◆ **THE DATA**:
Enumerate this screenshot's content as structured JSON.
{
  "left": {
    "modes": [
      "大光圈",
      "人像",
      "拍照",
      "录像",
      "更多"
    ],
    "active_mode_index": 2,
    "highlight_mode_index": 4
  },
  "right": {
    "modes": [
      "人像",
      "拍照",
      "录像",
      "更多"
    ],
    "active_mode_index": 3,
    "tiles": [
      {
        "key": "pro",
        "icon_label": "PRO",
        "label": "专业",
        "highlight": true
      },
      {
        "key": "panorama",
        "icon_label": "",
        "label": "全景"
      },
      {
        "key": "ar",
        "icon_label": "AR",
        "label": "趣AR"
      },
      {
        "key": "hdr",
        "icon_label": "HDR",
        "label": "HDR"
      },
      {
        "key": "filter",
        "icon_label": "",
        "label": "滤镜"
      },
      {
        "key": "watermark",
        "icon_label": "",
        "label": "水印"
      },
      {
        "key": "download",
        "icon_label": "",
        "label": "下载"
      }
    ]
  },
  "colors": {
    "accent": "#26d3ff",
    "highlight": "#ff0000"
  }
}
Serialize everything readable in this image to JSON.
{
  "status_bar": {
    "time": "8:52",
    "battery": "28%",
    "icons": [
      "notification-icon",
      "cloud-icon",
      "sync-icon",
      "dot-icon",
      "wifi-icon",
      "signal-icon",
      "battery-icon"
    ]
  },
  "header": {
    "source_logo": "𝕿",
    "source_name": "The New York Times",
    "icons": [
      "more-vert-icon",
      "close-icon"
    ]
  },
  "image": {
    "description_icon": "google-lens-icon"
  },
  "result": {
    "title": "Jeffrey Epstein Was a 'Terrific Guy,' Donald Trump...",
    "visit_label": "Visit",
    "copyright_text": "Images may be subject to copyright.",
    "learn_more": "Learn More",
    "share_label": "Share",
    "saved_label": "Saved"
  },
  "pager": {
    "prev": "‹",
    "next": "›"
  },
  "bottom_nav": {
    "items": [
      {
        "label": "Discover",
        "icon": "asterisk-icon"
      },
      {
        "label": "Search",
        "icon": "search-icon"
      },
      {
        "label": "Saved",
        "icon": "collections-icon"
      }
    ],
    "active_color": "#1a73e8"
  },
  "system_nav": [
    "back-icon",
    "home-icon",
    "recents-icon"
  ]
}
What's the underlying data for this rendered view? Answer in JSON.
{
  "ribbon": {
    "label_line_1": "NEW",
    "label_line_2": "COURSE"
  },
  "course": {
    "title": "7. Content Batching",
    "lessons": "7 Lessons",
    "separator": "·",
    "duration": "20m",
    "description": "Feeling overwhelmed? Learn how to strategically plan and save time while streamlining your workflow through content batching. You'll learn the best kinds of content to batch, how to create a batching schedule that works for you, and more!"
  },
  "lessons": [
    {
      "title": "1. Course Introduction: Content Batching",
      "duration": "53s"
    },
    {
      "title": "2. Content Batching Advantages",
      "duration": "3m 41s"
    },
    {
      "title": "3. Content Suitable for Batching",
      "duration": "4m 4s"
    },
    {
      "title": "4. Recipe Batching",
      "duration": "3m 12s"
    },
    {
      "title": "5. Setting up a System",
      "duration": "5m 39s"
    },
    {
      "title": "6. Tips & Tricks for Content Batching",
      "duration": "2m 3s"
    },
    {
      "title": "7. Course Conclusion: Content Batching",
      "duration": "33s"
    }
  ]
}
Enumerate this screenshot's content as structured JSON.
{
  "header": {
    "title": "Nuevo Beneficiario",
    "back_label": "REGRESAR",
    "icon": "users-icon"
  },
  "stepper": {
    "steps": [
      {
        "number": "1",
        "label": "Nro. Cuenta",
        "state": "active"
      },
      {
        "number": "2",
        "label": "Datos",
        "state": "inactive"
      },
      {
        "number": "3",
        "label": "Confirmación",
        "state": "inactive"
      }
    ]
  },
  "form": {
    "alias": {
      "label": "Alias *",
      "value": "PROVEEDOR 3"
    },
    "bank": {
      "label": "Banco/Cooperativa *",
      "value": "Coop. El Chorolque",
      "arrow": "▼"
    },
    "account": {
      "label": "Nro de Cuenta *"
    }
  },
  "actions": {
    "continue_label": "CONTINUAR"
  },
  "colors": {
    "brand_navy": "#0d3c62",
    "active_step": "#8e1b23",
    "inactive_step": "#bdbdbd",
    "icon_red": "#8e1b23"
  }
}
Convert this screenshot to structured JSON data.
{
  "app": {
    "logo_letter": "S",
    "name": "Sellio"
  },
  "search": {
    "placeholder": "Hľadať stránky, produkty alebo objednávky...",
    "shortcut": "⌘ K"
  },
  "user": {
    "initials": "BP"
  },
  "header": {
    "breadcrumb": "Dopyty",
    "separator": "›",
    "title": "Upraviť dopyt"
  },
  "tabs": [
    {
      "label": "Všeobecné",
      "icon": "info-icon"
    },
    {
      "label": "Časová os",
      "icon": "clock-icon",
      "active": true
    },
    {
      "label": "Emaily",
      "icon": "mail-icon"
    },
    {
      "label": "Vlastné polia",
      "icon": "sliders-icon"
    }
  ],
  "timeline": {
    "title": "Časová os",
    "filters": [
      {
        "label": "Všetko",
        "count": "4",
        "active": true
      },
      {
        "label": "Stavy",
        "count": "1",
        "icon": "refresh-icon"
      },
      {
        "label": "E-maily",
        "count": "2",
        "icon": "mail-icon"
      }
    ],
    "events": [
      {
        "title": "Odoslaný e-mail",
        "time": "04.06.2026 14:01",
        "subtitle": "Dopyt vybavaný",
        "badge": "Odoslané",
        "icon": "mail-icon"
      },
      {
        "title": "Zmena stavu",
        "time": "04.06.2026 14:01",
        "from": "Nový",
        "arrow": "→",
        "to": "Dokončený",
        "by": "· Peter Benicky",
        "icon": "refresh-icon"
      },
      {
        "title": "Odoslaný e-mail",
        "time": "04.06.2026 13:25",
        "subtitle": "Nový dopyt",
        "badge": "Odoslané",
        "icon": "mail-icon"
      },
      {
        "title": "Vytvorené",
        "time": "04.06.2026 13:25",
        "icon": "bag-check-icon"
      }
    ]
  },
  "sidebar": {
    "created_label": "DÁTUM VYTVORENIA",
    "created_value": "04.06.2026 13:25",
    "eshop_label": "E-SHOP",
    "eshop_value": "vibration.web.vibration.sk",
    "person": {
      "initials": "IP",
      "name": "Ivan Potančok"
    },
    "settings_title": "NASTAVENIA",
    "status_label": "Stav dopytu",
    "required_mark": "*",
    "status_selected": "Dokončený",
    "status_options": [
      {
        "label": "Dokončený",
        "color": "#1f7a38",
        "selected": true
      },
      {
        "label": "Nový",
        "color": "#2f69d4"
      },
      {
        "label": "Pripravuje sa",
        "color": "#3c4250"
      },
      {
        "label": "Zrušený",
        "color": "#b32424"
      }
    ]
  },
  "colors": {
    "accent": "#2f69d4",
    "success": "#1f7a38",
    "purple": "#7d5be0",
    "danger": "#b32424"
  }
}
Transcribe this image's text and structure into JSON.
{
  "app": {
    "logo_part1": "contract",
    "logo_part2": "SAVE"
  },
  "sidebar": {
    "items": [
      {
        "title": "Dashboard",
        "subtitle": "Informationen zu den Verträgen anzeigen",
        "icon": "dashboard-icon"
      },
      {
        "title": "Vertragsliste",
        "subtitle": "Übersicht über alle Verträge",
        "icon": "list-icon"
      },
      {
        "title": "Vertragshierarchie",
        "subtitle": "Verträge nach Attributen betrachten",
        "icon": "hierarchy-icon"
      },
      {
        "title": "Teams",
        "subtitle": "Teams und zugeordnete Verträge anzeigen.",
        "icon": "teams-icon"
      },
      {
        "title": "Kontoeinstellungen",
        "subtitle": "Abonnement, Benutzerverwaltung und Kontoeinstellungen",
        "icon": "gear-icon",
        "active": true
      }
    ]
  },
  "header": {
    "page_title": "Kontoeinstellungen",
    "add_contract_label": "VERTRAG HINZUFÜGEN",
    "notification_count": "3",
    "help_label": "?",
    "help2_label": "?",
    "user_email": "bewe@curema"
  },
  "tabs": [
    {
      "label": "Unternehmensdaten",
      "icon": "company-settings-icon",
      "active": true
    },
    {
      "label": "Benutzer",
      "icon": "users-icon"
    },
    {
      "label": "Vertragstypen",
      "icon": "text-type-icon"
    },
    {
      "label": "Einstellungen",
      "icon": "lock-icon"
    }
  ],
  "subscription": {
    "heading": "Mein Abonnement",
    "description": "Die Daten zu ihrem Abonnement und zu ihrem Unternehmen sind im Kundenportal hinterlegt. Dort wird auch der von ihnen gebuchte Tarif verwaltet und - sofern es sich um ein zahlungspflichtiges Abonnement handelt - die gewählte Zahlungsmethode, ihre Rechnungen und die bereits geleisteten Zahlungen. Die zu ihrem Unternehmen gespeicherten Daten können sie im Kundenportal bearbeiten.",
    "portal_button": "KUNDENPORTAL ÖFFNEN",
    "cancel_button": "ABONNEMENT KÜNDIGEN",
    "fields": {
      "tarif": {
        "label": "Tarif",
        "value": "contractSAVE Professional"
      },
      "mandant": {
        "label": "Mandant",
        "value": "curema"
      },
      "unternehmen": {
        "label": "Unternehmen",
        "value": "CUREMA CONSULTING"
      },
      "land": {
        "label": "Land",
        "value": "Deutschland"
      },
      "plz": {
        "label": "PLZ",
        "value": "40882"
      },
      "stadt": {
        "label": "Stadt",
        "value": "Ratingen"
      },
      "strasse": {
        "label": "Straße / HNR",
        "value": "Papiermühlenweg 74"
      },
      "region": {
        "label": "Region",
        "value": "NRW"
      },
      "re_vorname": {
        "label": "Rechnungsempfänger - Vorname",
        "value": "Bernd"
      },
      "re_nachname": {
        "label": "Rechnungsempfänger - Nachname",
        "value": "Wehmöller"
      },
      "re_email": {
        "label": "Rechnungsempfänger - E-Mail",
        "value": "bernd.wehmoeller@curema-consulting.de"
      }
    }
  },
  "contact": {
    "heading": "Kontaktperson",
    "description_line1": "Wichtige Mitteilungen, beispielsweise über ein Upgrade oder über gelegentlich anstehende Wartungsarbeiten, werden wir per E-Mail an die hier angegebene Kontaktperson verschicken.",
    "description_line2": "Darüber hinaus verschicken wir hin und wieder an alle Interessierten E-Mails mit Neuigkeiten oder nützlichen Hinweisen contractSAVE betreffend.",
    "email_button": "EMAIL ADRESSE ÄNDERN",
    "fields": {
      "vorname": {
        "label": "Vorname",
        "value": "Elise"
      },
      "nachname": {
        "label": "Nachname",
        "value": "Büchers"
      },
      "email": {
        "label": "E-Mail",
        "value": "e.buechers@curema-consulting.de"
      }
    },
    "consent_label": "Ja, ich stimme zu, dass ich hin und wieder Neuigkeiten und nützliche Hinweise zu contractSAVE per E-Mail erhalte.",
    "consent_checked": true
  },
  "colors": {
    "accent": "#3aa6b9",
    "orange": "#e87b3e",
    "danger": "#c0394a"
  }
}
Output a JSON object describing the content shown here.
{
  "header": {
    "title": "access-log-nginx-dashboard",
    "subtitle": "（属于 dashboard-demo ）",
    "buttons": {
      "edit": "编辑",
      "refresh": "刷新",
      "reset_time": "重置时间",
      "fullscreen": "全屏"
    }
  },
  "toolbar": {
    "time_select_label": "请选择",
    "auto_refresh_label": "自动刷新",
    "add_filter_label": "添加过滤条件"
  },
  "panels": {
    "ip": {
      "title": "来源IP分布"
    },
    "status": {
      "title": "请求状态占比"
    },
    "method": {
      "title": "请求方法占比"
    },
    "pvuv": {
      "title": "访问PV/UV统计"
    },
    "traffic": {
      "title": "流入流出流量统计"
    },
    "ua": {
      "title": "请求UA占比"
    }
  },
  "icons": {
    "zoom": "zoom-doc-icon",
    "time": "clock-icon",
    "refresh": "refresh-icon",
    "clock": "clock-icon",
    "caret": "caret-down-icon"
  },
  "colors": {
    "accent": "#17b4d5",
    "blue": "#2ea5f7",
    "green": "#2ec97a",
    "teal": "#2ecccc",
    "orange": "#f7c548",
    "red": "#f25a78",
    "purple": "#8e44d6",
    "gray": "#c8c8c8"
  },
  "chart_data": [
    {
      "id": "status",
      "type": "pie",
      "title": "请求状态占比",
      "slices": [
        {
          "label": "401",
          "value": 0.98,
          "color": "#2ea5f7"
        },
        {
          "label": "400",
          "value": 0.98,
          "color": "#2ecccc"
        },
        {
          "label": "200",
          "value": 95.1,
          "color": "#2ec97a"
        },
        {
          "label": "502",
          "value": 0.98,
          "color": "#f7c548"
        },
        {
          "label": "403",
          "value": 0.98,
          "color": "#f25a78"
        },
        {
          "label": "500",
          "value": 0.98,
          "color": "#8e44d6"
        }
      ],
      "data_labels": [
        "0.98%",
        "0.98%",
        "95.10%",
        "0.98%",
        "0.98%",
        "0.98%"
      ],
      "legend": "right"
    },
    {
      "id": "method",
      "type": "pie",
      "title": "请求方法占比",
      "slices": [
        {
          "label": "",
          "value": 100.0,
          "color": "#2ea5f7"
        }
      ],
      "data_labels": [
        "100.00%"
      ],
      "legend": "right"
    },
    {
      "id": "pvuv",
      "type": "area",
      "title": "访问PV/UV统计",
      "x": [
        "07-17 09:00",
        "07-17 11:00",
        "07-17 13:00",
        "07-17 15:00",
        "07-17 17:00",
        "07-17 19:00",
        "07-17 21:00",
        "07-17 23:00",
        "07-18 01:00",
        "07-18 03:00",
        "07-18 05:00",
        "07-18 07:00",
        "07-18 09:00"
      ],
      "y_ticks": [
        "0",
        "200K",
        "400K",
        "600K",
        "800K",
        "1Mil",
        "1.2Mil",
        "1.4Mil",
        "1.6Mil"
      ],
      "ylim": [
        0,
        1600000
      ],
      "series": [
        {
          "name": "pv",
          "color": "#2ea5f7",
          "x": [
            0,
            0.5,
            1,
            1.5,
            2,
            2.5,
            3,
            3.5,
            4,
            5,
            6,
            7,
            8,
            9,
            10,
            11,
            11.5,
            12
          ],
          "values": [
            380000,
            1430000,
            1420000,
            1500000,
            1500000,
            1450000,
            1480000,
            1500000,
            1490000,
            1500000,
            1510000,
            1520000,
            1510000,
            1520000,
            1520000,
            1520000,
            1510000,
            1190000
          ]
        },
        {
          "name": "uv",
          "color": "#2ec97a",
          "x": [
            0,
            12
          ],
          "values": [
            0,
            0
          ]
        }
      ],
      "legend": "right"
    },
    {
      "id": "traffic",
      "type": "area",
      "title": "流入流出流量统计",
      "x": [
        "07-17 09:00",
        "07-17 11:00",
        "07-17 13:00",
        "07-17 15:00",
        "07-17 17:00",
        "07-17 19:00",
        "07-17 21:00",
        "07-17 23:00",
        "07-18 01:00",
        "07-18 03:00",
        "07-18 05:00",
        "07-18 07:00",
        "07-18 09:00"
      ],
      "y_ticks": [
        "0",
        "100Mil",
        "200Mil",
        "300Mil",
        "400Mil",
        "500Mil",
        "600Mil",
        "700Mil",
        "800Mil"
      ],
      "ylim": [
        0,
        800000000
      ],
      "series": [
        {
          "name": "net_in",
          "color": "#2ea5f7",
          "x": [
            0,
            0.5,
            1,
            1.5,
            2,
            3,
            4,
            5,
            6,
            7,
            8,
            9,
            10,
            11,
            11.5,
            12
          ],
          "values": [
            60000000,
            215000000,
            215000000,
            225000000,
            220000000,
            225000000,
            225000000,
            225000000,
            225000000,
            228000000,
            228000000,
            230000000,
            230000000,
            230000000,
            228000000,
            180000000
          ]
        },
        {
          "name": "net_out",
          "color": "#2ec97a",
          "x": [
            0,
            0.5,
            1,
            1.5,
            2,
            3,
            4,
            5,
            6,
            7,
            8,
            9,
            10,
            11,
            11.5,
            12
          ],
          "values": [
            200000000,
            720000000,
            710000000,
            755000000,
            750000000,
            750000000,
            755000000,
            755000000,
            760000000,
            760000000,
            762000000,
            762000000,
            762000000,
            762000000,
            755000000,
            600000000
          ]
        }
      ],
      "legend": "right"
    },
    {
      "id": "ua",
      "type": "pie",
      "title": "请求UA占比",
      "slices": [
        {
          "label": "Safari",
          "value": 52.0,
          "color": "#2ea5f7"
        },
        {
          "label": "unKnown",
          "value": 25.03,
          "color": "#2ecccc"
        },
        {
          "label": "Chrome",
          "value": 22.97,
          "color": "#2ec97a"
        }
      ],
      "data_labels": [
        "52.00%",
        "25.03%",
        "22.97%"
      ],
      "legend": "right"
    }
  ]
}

◆ **AIM**: Copy, from the material, each line that holds the string "subtitle".

◆ **EXERCISE RESPONSE**:
        "subtitle": "Dopyt vybavaný",
        "subtitle": "Nový dopyt",
        "subtitle": "Informationen zu den Verträgen anzeigen",
        "subtitle": "Übersicht über alle Verträge",
        "subtitle": "Verträge nach Attributen betrachten",
        "subtitle": "Teams und zugeordnete Verträge anzeigen.",
        "subtitle": "Abonnement, Benutzerverwaltung und Kontoeinstellungen",
    "subtitle": "（属于 dashboard-demo ）",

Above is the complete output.